Input data
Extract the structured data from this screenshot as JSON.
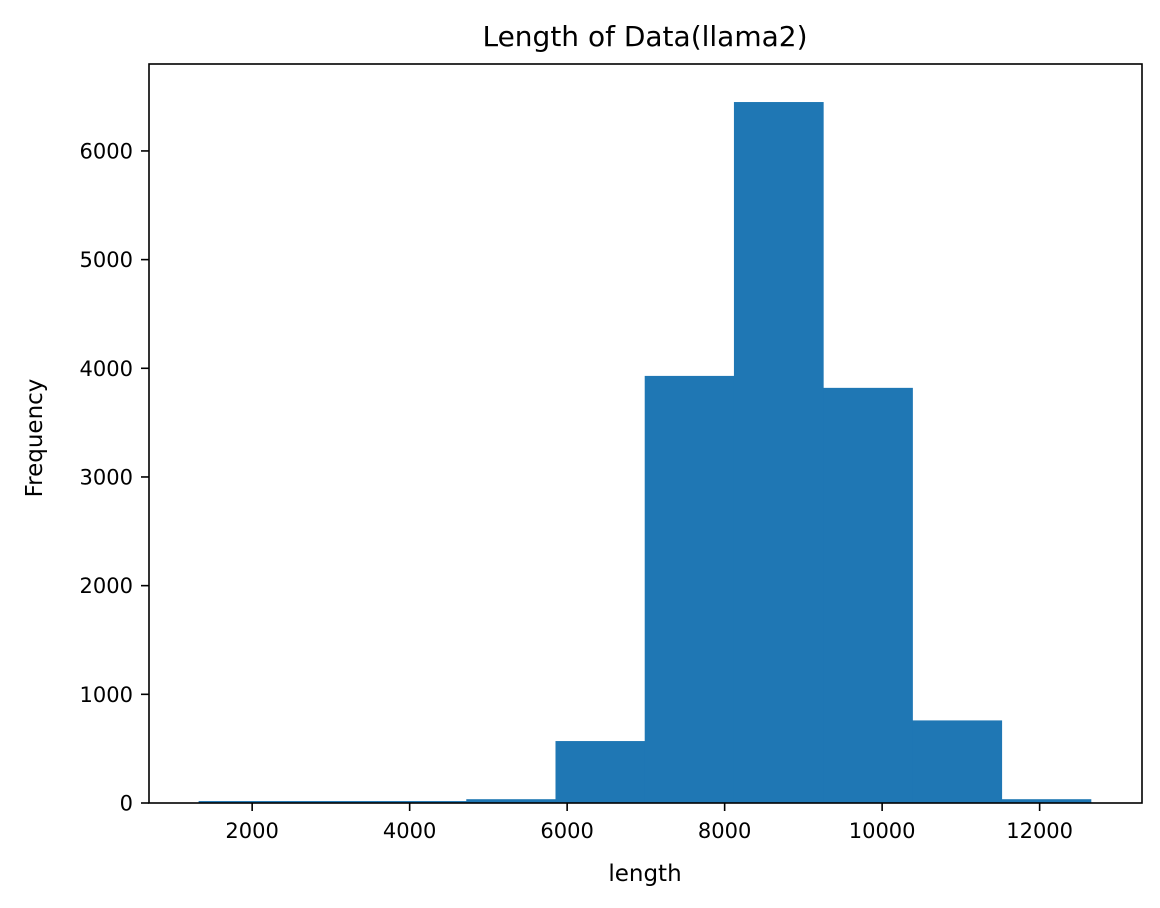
{
  "chart_data": {
    "type": "bar",
    "title": "Length of Data(llama2)",
    "xlabel": "length",
    "ylabel": "Frequency",
    "xlim": [
      690,
      13300
    ],
    "ylim": [
      0,
      6800
    ],
    "xticks": [
      2000,
      4000,
      6000,
      8000,
      10000,
      12000
    ],
    "yticks": [
      0,
      1000,
      2000,
      3000,
      4000,
      5000,
      6000
    ],
    "bin_edges": [
      1320,
      2453,
      3586,
      4719,
      5852,
      6985,
      8118,
      9251,
      10384,
      11517,
      12650
    ],
    "values": [
      18,
      18,
      18,
      35,
      570,
      3930,
      6450,
      3820,
      760,
      35
    ],
    "bar_color": "#1f77b4",
    "grid": false,
    "legend": "none"
  }
}
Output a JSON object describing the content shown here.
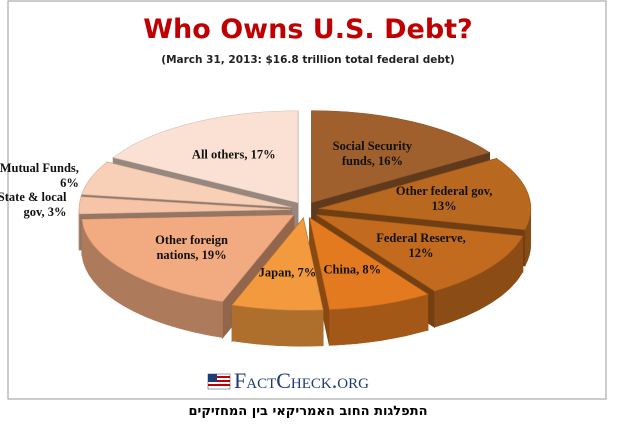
{
  "chart_data": {
    "type": "pie3d",
    "title": "Who Owns U.S. Debt?",
    "subtitle": "(March  31, 2013: $16.8 trillion total federal debt)",
    "values": [
      16,
      13,
      12,
      8,
      7,
      19,
      3,
      6,
      17
    ],
    "value_labels": [
      "Social Security funds, 16%",
      "Other federal gov, 13%",
      "Federal Reserve, 12%",
      "China, 8%",
      "Japan, 7%",
      "Other foreign nations, 19%",
      "State & local gov, 3%",
      "Mutual Funds, 6%",
      "All others, 17%"
    ],
    "colors": [
      "#a0602e",
      "#b9681f",
      "#c26a1d",
      "#e47a20",
      "#f29a3d",
      "#f2aa80",
      "#f6c4a6",
      "#f8cfb7",
      "#fbe1d3"
    ]
  },
  "logo": "FactCheck.org",
  "caption": "התפלגות החוב האמריקאי בין המחזיקים"
}
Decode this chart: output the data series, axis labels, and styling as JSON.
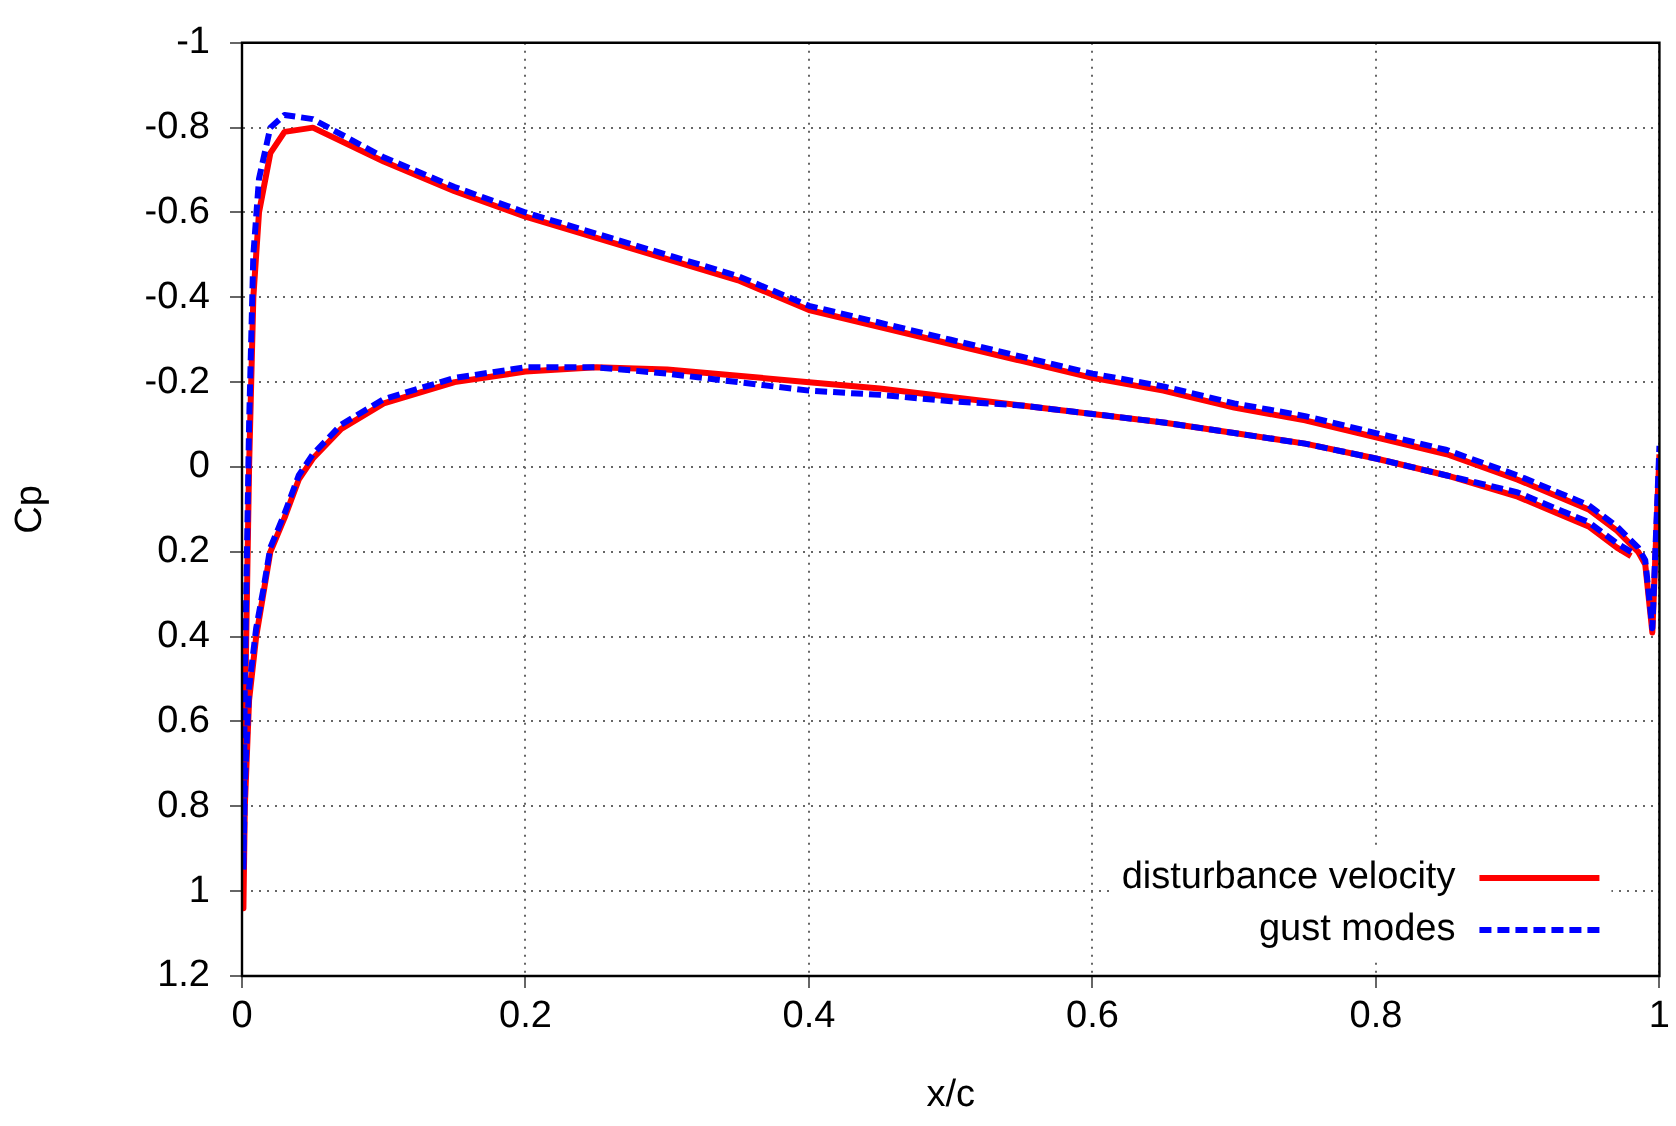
{
  "chart_data": {
    "type": "line",
    "xlabel": "x/c",
    "ylabel": "Cp",
    "xlim": [
      0,
      1
    ],
    "ylim": [
      1.2,
      -1
    ],
    "xticks": [
      0,
      0.2,
      0.4,
      0.6,
      0.8,
      1
    ],
    "yticks": [
      -1,
      -0.8,
      -0.6,
      -0.4,
      -0.2,
      0,
      0.2,
      0.4,
      0.6,
      0.8,
      1,
      1.2
    ],
    "grid": true,
    "legend": "bottom right",
    "marker": "none",
    "series": [
      {
        "name": "disturbance velocity",
        "color": "#ff0000",
        "line_style": "solid",
        "x": [
          0.98,
          0.97,
          0.95,
          0.9,
          0.85,
          0.8,
          0.75,
          0.7,
          0.65,
          0.6,
          0.55,
          0.5,
          0.45,
          0.4,
          0.35,
          0.3,
          0.25,
          0.2,
          0.15,
          0.1,
          0.07,
          0.05,
          0.04,
          0.03,
          0.02,
          0.015,
          0.01,
          0.005,
          0.002,
          0.001,
          0.002,
          0.005,
          0.008,
          0.012,
          0.02,
          0.03,
          0.05,
          0.1,
          0.15,
          0.2,
          0.25,
          0.3,
          0.35,
          0.4,
          0.45,
          0.5,
          0.55,
          0.6,
          0.65,
          0.7,
          0.75,
          0.8,
          0.85,
          0.9,
          0.95,
          0.97,
          0.985,
          0.99,
          0.995,
          1
        ],
        "values": [
          0.21,
          0.19,
          0.14,
          0.07,
          0.02,
          -0.02,
          -0.055,
          -0.08,
          -0.105,
          -0.125,
          -0.145,
          -0.165,
          -0.185,
          -0.2,
          -0.215,
          -0.23,
          -0.235,
          -0.225,
          -0.2,
          -0.15,
          -0.09,
          -0.02,
          0.03,
          0.12,
          0.2,
          0.3,
          0.4,
          0.55,
          0.8,
          1.04,
          0.6,
          0,
          -0.4,
          -0.6,
          -0.74,
          -0.79,
          -0.8,
          -0.72,
          -0.65,
          -0.59,
          -0.54,
          -0.49,
          -0.44,
          -0.37,
          -0.33,
          -0.29,
          -0.25,
          -0.21,
          -0.18,
          -0.14,
          -0.11,
          -0.07,
          -0.03,
          0.03,
          0.1,
          0.15,
          0.2,
          0.23,
          0.39,
          -0.03
        ]
      },
      {
        "name": "gust modes",
        "color": "#0000ff",
        "line_style": "dashed",
        "x": [
          0.98,
          0.97,
          0.95,
          0.9,
          0.85,
          0.8,
          0.75,
          0.7,
          0.65,
          0.6,
          0.55,
          0.5,
          0.45,
          0.4,
          0.35,
          0.3,
          0.25,
          0.2,
          0.15,
          0.1,
          0.07,
          0.05,
          0.04,
          0.03,
          0.02,
          0.015,
          0.01,
          0.005,
          0.002,
          0.001,
          0.002,
          0.005,
          0.008,
          0.012,
          0.02,
          0.03,
          0.05,
          0.1,
          0.15,
          0.2,
          0.25,
          0.3,
          0.35,
          0.4,
          0.45,
          0.5,
          0.55,
          0.6,
          0.65,
          0.7,
          0.75,
          0.8,
          0.85,
          0.9,
          0.95,
          0.97,
          0.985,
          0.99,
          0.995,
          1
        ],
        "values": [
          0.2,
          0.18,
          0.13,
          0.06,
          0.02,
          -0.02,
          -0.055,
          -0.08,
          -0.105,
          -0.125,
          -0.145,
          -0.155,
          -0.17,
          -0.18,
          -0.2,
          -0.22,
          -0.235,
          -0.235,
          -0.21,
          -0.16,
          -0.1,
          -0.03,
          0.02,
          0.11,
          0.19,
          0.29,
          0.38,
          0.52,
          0.75,
          0.95,
          0.5,
          -0.1,
          -0.5,
          -0.68,
          -0.8,
          -0.83,
          -0.82,
          -0.73,
          -0.66,
          -0.6,
          -0.55,
          -0.5,
          -0.45,
          -0.38,
          -0.34,
          -0.3,
          -0.26,
          -0.22,
          -0.19,
          -0.15,
          -0.12,
          -0.08,
          -0.04,
          0.02,
          0.09,
          0.14,
          0.19,
          0.22,
          0.38,
          -0.05
        ]
      }
    ]
  }
}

Work to do
Restate the records above in full, word for word. Keep pictures out.

Finished task
Extract the structured data from this screenshot as JSON.
{
  "chart_data": {
    "type": "bar",
    "title": "Length of Data(llama2)",
    "xlabel": "length",
    "ylabel": "Frequency",
    "xlim": [
      690,
      13300
    ],
    "ylim": [
      0,
      6800
    ],
    "xticks": [
      2000,
      4000,
      6000,
      8000,
      10000,
      12000
    ],
    "yticks": [
      0,
      1000,
      2000,
      3000,
      4000,
      5000,
      6000
    ],
    "bin_edges": [
      1320,
      2453,
      3586,
      4719,
      5852,
      6985,
      8118,
      9251,
      10384,
      11517,
      12650
    ],
    "values": [
      18,
      18,
      18,
      35,
      570,
      3930,
      6450,
      3820,
      760,
      35
    ],
    "bar_color": "#1f77b4",
    "grid": false,
    "legend": "none"
  }
}
Output a JSON object describing the content shown here.
{
  "chart_data": {
    "type": "pie3d",
    "title": "Who Owns U.S. Debt?",
    "subtitle": "(March  31, 2013: $16.8 trillion total federal debt)",
    "values": [
      16,
      13,
      12,
      8,
      7,
      19,
      3,
      6,
      17
    ],
    "value_labels": [
      "Social Security funds, 16%",
      "Other federal gov, 13%",
      "Federal Reserve, 12%",
      "China, 8%",
      "Japan, 7%",
      "Other foreign nations, 19%",
      "State & local gov, 3%",
      "Mutual Funds, 6%",
      "All others, 17%"
    ],
    "colors": [
      "#a0602e",
      "#b9681f",
      "#c26a1d",
      "#e47a20",
      "#f29a3d",
      "#f2aa80",
      "#f6c4a6",
      "#f8cfb7",
      "#fbe1d3"
    ]
  },
  "logo": "FactCheck.org",
  "caption": "התפלגות החוב האמריקאי בין המחזיקים"
}
Decode this chart: output the data series, axis labels, and styling as JSON.
{
  "chart_data": {
    "type": "line",
    "xlabel": "x/c",
    "ylabel": "Cp",
    "xlim": [
      0,
      1
    ],
    "ylim": [
      1.2,
      -1
    ],
    "xticks": [
      0,
      0.2,
      0.4,
      0.6,
      0.8,
      1
    ],
    "yticks": [
      -1,
      -0.8,
      -0.6,
      -0.4,
      -0.2,
      0,
      0.2,
      0.4,
      0.6,
      0.8,
      1,
      1.2
    ],
    "grid": true,
    "legend": "bottom right",
    "marker": "none",
    "series": [
      {
        "name": "disturbance velocity",
        "color": "#ff0000",
        "line_style": "solid",
        "x": [
          0.98,
          0.97,
          0.95,
          0.9,
          0.85,
          0.8,
          0.75,
          0.7,
          0.65,
          0.6,
          0.55,
          0.5,
          0.45,
          0.4,
          0.35,
          0.3,
          0.25,
          0.2,
          0.15,
          0.1,
          0.07,
          0.05,
          0.04,
          0.03,
          0.02,
          0.015,
          0.01,
          0.005,
          0.002,
          0.001,
          0.002,
          0.005,
          0.008,
          0.012,
          0.02,
          0.03,
          0.05,
          0.1,
          0.15,
          0.2,
          0.25,
          0.3,
          0.35,
          0.4,
          0.45,
          0.5,
          0.55,
          0.6,
          0.65,
          0.7,
          0.75,
          0.8,
          0.85,
          0.9,
          0.95,
          0.97,
          0.985,
          0.99,
          0.995,
          1
        ],
        "values": [
          0.21,
          0.19,
          0.14,
          0.07,
          0.02,
          -0.02,
          -0.055,
          -0.08,
          -0.105,
          -0.125,
          -0.145,
          -0.165,
          -0.185,
          -0.2,
          -0.215,
          -0.23,
          -0.235,
          -0.225,
          -0.2,
          -0.15,
          -0.09,
          -0.02,
          0.03,
          0.12,
          0.2,
          0.3,
          0.4,
          0.55,
          0.8,
          1.04,
          0.6,
          0,
          -0.4,
          -0.6,
          -0.74,
          -0.79,
          -0.8,
          -0.72,
          -0.65,
          -0.59,
          -0.54,
          -0.49,
          -0.44,
          -0.37,
          -0.33,
          -0.29,
          -0.25,
          -0.21,
          -0.18,
          -0.14,
          -0.11,
          -0.07,
          -0.03,
          0.03,
          0.1,
          0.15,
          0.2,
          0.23,
          0.39,
          -0.03
        ]
      },
      {
        "name": "gust modes",
        "color": "#0000ff",
        "line_style": "dashed",
        "x": [
          0.98,
          0.97,
          0.95,
          0.9,
          0.85,
          0.8,
          0.75,
          0.7,
          0.65,
          0.6,
          0.55,
          0.5,
          0.45,
          0.4,
          0.35,
          0.3,
          0.25,
          0.2,
          0.15,
          0.1,
          0.07,
          0.05,
          0.04,
          0.03,
          0.02,
          0.015,
          0.01,
          0.005,
          0.002,
          0.001,
          0.002,
          0.005,
          0.008,
          0.012,
          0.02,
          0.03,
          0.05,
          0.1,
          0.15,
          0.2,
          0.25,
          0.3,
          0.35,
          0.4,
          0.45,
          0.5,
          0.55,
          0.6,
          0.65,
          0.7,
          0.75,
          0.8,
          0.85,
          0.9,
          0.95,
          0.97,
          0.985,
          0.99,
          0.995,
          1
        ],
        "values": [
          0.2,
          0.18,
          0.13,
          0.06,
          0.02,
          -0.02,
          -0.055,
          -0.08,
          -0.105,
          -0.125,
          -0.145,
          -0.155,
          -0.17,
          -0.18,
          -0.2,
          -0.22,
          -0.235,
          -0.235,
          -0.21,
          -0.16,
          -0.1,
          -0.03,
          0.02,
          0.11,
          0.19,
          0.29,
          0.38,
          0.52,
          0.75,
          0.95,
          0.5,
          -0.1,
          -0.5,
          -0.68,
          -0.8,
          -0.83,
          -0.82,
          -0.73,
          -0.66,
          -0.6,
          -0.55,
          -0.5,
          -0.45,
          -0.38,
          -0.34,
          -0.3,
          -0.26,
          -0.22,
          -0.19,
          -0.15,
          -0.12,
          -0.08,
          -0.04,
          0.02,
          0.09,
          0.14,
          0.19,
          0.22,
          0.38,
          -0.05
        ]
      }
    ]
  }
}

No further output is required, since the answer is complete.